Directions:
A: Answer these questions about the aspen workshop summary, marking each answer (i), (ii), (iii) to match:
(i) Who facilitated the workshop?
(ii) Who led the talk on biodiversity in aspen stands and their value to wildlife?
(iii) On what date did the field site visits take place?
B: Can you arrange the records, from their first line through the line containing "The framework 10 is at (778, 1018)." inclusive, as a JSON list of strings with one string per line and blank lines left out?
====== Provided passage
Paul Rogers from the Western Aspen Alliance facilitated the workshop in the discussion of different aspen restoration techniques, new research on aspen restoration, and how the aspen stands on the western slope of the Sierra Nevada differ than those in the intermountain west and even on the eastern slope of the Sierra Nevada mountains.  

The first part of the workshop was classroom learning and featured speakers on the following topics:

  • Quaking Aspen: Can We Manage to Monitor? — led by Paul Rogers from Western Aspen Alliance and Utah State University  
  • Asbestos Forests: Do Aspen Reduce Fire Activity? — led by Kristin Nesbit from Utah State University 
  • Biodiversity in Aspen Stands and the Value to Wildlife — led by Helen Loffland from The Institute for Bird Populations 
  • Aspen Research in the Central Sierra — led by Becky Estes from USDA Forest Service 
  • From Assessment to Treatment: Site Selection through Modeling — led by Anne Marie Holt from South Yuba River Citizens League 

The second part of the workshop was composed of Field Site visits. On September 7th, Jacob Burdick, USFS’s Hydrologist, and Alecia Weisman, SYRCL’s Watershed Science Director, led the group to Hwy 49 Aspen Restoration Treatment sites to discuss Meadows and Aspen: Treating in Sensitive Areas.
============
====== Task inputs
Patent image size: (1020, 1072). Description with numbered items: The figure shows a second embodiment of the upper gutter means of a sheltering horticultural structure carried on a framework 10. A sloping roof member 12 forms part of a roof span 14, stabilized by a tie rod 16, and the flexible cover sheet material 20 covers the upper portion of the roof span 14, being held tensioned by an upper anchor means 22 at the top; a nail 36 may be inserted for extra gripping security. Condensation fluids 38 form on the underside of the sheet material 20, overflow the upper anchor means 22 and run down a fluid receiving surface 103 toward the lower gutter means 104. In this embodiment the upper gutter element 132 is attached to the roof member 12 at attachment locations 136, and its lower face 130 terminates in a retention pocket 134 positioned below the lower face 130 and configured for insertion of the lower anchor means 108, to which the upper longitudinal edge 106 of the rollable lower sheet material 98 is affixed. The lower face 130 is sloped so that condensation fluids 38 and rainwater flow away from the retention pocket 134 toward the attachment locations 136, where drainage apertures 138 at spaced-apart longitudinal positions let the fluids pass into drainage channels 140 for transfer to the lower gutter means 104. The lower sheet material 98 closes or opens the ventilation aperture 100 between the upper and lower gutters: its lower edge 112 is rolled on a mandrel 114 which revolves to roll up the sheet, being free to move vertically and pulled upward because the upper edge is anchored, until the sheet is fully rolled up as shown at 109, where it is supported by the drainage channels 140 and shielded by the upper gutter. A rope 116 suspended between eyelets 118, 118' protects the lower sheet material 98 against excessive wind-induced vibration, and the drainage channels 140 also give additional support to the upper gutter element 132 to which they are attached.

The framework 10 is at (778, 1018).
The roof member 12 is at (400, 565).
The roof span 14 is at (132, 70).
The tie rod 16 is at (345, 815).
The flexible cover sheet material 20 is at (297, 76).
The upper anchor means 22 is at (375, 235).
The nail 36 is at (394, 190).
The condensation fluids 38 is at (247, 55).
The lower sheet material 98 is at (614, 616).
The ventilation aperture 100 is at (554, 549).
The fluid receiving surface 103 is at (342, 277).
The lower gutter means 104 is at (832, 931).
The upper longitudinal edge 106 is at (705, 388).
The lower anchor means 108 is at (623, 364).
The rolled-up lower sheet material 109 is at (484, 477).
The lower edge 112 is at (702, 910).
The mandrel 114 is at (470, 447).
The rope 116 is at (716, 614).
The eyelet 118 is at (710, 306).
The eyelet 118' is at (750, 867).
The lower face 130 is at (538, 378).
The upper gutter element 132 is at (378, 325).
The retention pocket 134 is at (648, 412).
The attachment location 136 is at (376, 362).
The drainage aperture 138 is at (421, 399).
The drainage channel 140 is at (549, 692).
============
Results for each task:
A:
(i) Paul Rogers from the Western Aspen Alliance
(ii) Helen Loffland from The Institute for Bird Populations
(iii) September 7th

B:
[
  "Patent image size: (1020, 1072). Description with numbered items: The figure shows a second embodiment of the upper gutter means of a sheltering horticultural structure carried on a framework 10. A sloping roof member 12 forms part of a roof span 14, stabilized by a tie rod 16, and the flexible cover sheet material 20 covers the upper portion of the roof span 14, being held tensioned by an upper anchor means 22 at the top; a nail 36 may be inserted for extra gripping security. Condensation fluids 38 form on the underside of the sheet material 20, overflow the upper anchor means 22 and run down a fluid receiving surface 103 toward the lower gutter means 104. In this embodiment the upper gutter element 132 is attached to the roof member 12 at attachment locations 136, and its lower face 130 terminates in a retention pocket 134 positioned below the lower face 130 and configured for insertion of the lower anchor means 108, to which the upper longitudinal edge 106 of the rollable lower sheet material 98 is affixed. The lower face 130 is sloped so that condensation fluids 38 and rainwater flow away from the retention pocket 134 toward the attachment locations 136, where drainage apertures 138 at spaced-apart longitudinal positions let the fluids pass into drainage channels 140 for transfer to the lower gutter means 104. The lower sheet material 98 closes or opens the ventilation aperture 100 between the upper and lower gutters: its lower edge 112 is rolled on a mandrel 114 which revolves to roll up the sheet, being free to move vertically and pulled upward because the upper edge is anchored, until the sheet is fully rolled up as shown at 109, where it is supported by the drainage channels 140 and shielded by the upper gutter. A rope 116 suspended between eyelets 118, 118' protects the lower sheet material 98 against excessive wind-induced vibration, and the drainage channels 140 also give additional support to the upper gutter element 132 to which they are attached.",
  "The framework 10 is at (778, 1018)."
]